**PROBLEM STATEMENT**
Copy each line below exactly and leave the pictures out.

**DATA SUPPLIED**
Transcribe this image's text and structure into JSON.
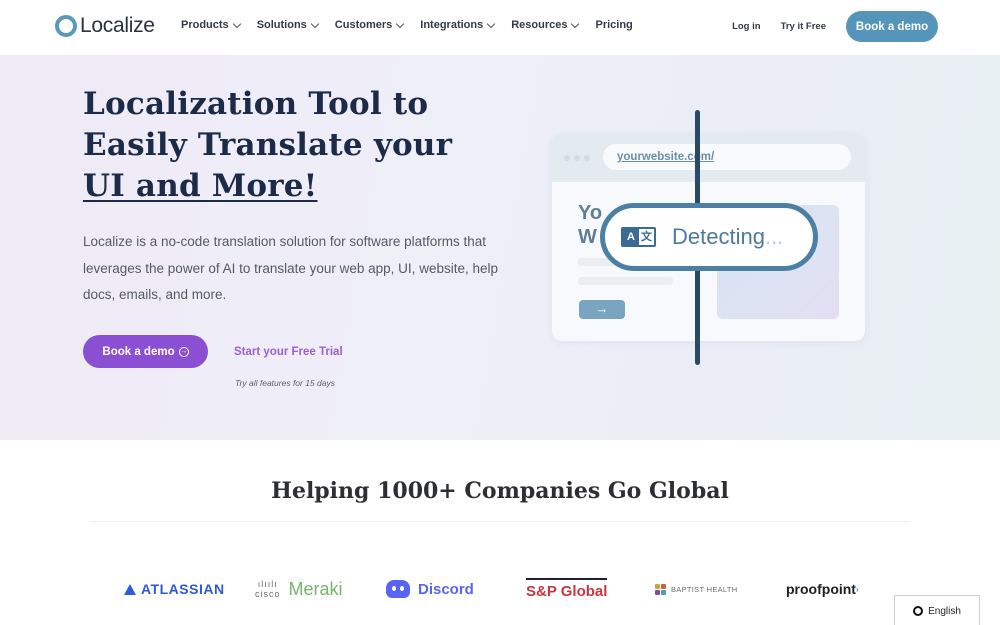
{
  "nav": {
    "brand": "Localize",
    "items": [
      {
        "label": "Products",
        "has_dropdown": true
      },
      {
        "label": "Solutions",
        "has_dropdown": true
      },
      {
        "label": "Customers",
        "has_dropdown": true
      },
      {
        "label": "Integrations",
        "has_dropdown": true
      },
      {
        "label": "Resources",
        "has_dropdown": true
      },
      {
        "label": "Pricing",
        "has_dropdown": false
      }
    ],
    "login": "Log in",
    "try_free": "Try it Free",
    "cta": "Book a demo"
  },
  "hero": {
    "title_line1": "Localization Tool to",
    "title_line2": "Easily Translate your",
    "title_line3": "UI and More!",
    "description": "Localize is a no-code translation solution for software platforms that leverages the power of AI to translate your web app, UI, website, help docs, emails, and more.",
    "primary_button": "Book a demo",
    "secondary_link": "Start your Free Trial",
    "trial_note": "Try all features for 15 days"
  },
  "illustration": {
    "url": "yourwebsite.com/",
    "heading_fragment_1": "Yo",
    "heading_fragment_2": "W",
    "translate_icon_a": "A",
    "translate_icon_b": "文",
    "status": "Detecting",
    "status_dots": "...",
    "arrow": "→"
  },
  "companies": {
    "title": "Helping 1000+ Companies Go Global",
    "logos": [
      {
        "name": "ATLASSIAN"
      },
      {
        "name": "Cisco Meraki",
        "part1": "cisco",
        "part2": "Meraki"
      },
      {
        "name": "Discord"
      },
      {
        "name": "S&P Global"
      },
      {
        "name": "BAPTIST HEALTH"
      },
      {
        "name": "proofpoint"
      }
    ]
  },
  "language_selector": {
    "label": "English"
  },
  "colors": {
    "brand_blue": "#5495b9",
    "cta_purple": "#8b4fd3",
    "heading_navy": "#1c2b47"
  }
}
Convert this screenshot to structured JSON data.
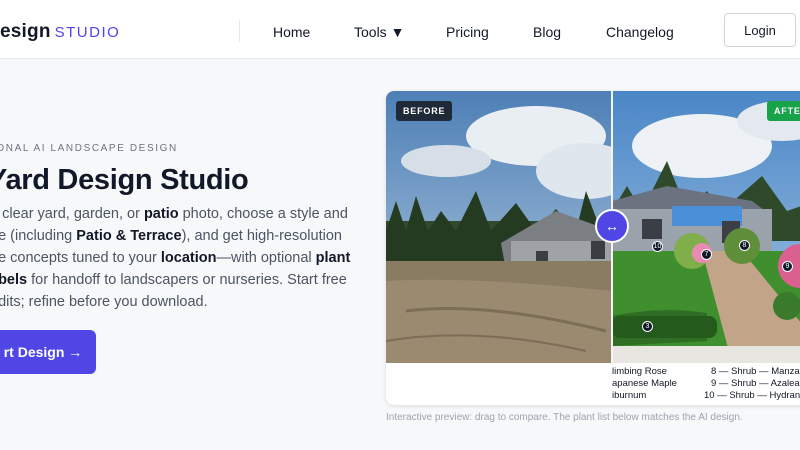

**ANSWER TO THIS TASK**
Transcribe this image's text and structure into JSON.
{
  "nav": {
    "brand": "Localize",
    "items": [
      {
        "label": "Products",
        "has_dropdown": true
      },
      {
        "label": "Solutions",
        "has_dropdown": true
      },
      {
        "label": "Customers",
        "has_dropdown": true
      },
      {
        "label": "Integrations",
        "has_dropdown": true
      },
      {
        "label": "Resources",
        "has_dropdown": true
      },
      {
        "label": "Pricing",
        "has_dropdown": false
      }
    ],
    "login": "Log in",
    "try_free": "Try it Free",
    "cta": "Book a demo"
  },
  "hero": {
    "title_line1": "Localization Tool to",
    "title_line2": "Easily Translate your",
    "title_line3": "UI and More!",
    "description": "Localize is a no-code translation solution for software platforms that leverages the power of AI to translate your web app, UI, website, help docs, emails, and more.",
    "primary_button": "Book a demo",
    "secondary_link": "Start your Free Trial",
    "trial_note": "Try all features for 15 days"
  },
  "illustration": {
    "url": "yourwebsite.com/",
    "heading_fragment_1": "Yo",
    "heading_fragment_2": "W",
    "translate_icon_a": "A",
    "translate_icon_b": "文",
    "status": "Detecting",
    "status_dots": "...",
    "arrow": "→"
  },
  "companies": {
    "title": "Helping 1000+ Companies Go Global",
    "logos": [
      {
        "name": "ATLASSIAN"
      },
      {
        "name": "Cisco Meraki",
        "part1": "cisco",
        "part2": "Meraki"
      },
      {
        "name": "Discord"
      },
      {
        "name": "S&P Global"
      },
      {
        "name": "BAPTIST HEALTH"
      },
      {
        "name": "proofpoint"
      }
    ]
  },
  "language_selector": {
    "label": "English"
  },
  "colors": {
    "brand_blue": "#5495b9",
    "cta_purple": "#8b4fd3",
    "heading_navy": "#1c2b47"
  }
}
Convert this screenshot to structured JSON data.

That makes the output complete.